Given request —
Update the stretch from the start of the material through the line containing "y-tick-label: 0.8: [59, 288, 95, 317]" by replacing each "data-point-circle" with "marker-circle", keeping everything else unchanged.
* begin *
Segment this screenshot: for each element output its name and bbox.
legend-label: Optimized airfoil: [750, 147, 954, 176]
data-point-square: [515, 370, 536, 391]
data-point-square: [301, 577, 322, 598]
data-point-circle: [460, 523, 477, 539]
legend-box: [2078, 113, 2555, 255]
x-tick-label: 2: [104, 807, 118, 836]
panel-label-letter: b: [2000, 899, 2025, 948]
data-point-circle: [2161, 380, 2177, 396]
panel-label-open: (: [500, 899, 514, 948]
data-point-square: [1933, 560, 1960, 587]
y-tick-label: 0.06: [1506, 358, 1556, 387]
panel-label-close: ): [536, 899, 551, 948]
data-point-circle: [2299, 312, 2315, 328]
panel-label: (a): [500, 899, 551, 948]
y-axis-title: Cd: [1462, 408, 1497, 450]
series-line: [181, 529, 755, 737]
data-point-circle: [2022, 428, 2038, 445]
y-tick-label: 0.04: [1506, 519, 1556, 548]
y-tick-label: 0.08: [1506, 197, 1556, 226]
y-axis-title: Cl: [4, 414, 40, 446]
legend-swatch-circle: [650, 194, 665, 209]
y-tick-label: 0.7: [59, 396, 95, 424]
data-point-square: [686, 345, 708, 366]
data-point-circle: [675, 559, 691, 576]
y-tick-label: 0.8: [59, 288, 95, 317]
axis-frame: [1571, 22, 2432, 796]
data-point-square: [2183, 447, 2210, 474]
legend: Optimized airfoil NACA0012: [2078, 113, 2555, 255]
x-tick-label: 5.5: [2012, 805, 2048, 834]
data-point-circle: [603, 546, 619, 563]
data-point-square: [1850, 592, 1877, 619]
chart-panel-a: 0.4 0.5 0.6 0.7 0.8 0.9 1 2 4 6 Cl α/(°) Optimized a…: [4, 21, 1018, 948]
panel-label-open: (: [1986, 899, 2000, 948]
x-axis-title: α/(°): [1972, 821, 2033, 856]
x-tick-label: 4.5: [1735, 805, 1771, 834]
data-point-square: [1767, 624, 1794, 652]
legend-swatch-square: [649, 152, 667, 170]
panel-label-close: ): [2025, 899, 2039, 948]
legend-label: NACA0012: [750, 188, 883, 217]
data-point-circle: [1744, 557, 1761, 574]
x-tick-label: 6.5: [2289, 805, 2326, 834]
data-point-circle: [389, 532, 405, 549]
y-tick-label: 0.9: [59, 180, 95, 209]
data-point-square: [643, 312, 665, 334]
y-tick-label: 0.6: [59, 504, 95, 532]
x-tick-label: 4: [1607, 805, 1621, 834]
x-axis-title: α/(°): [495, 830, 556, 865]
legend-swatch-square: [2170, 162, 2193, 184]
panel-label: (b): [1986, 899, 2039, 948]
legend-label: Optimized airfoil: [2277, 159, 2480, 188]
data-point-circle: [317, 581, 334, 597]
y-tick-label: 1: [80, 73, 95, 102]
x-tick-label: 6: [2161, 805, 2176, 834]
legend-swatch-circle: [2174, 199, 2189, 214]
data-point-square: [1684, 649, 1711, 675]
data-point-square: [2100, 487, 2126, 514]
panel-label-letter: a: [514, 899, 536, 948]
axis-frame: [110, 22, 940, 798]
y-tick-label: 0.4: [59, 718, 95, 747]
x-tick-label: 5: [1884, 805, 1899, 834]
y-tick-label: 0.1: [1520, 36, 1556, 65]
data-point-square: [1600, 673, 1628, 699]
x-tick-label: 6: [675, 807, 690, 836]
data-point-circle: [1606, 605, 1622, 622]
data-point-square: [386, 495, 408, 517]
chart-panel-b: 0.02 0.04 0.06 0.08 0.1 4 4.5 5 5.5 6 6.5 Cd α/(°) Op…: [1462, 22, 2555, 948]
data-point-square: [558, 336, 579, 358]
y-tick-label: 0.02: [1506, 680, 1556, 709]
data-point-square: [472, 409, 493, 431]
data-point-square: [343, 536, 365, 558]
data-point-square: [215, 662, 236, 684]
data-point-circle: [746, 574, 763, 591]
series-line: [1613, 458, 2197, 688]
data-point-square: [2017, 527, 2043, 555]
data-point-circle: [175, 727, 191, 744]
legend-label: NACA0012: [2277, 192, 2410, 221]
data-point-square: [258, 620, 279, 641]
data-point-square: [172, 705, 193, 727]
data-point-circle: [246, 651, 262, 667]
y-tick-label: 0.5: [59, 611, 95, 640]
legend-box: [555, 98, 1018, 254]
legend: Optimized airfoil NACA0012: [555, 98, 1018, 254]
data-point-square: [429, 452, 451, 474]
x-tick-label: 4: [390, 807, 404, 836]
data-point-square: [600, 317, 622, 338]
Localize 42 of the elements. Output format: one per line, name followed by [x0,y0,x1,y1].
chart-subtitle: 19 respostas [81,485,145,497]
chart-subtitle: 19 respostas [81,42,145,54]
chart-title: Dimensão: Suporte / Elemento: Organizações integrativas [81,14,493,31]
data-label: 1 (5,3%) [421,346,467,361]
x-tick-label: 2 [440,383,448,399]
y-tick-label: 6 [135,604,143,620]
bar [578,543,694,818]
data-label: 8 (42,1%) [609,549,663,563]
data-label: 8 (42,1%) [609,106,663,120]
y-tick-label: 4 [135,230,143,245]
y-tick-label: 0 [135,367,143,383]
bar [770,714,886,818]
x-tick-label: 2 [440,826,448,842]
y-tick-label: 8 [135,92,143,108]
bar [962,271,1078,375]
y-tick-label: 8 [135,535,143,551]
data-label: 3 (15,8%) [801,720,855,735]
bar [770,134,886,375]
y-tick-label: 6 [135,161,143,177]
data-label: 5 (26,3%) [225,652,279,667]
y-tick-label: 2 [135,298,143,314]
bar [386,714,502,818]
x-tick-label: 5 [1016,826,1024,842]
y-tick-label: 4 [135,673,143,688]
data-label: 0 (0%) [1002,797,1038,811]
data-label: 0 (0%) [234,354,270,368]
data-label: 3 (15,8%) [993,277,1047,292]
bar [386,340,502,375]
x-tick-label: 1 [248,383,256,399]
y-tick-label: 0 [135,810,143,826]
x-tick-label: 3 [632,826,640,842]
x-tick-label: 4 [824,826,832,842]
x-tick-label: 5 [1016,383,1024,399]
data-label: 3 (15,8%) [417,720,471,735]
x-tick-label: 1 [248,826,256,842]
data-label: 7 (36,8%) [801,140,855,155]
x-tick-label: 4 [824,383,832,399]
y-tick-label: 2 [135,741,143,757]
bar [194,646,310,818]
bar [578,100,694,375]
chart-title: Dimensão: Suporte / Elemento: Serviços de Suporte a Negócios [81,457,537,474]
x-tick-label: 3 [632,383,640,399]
* end *
Task result —
Segment this screenshot: for each element output its name and bbox.
legend-label: Optimized airfoil: [750, 147, 954, 176]
data-point-square: [515, 370, 536, 391]
data-point-square: [301, 577, 322, 598]
marker-circle: [460, 523, 477, 539]
legend-box: [2078, 113, 2555, 255]
x-tick-label: 2: [104, 807, 118, 836]
panel-label-letter: b: [2000, 899, 2025, 948]
marker-circle: [2161, 380, 2177, 396]
panel-label-open: (: [500, 899, 514, 948]
data-point-square: [1933, 560, 1960, 587]
y-tick-label: 0.06: [1506, 358, 1556, 387]
panel-label-close: ): [536, 899, 551, 948]
marker-circle: [2299, 312, 2315, 328]
panel-label: (a): [500, 899, 551, 948]
y-axis-title: Cd: [1462, 408, 1497, 450]
series-line: [181, 529, 755, 737]
marker-circle: [2022, 428, 2038, 445]
y-tick-label: 0.04: [1506, 519, 1556, 548]
y-tick-label: 0.08: [1506, 197, 1556, 226]
y-axis-title: Cl: [4, 414, 40, 446]
legend-swatch-circle: [650, 194, 665, 209]
y-tick-label: 0.7: [59, 396, 95, 424]
data-point-square: [686, 345, 708, 366]
marker-circle: [675, 559, 691, 576]
y-tick-label: 0.8: [59, 288, 95, 317]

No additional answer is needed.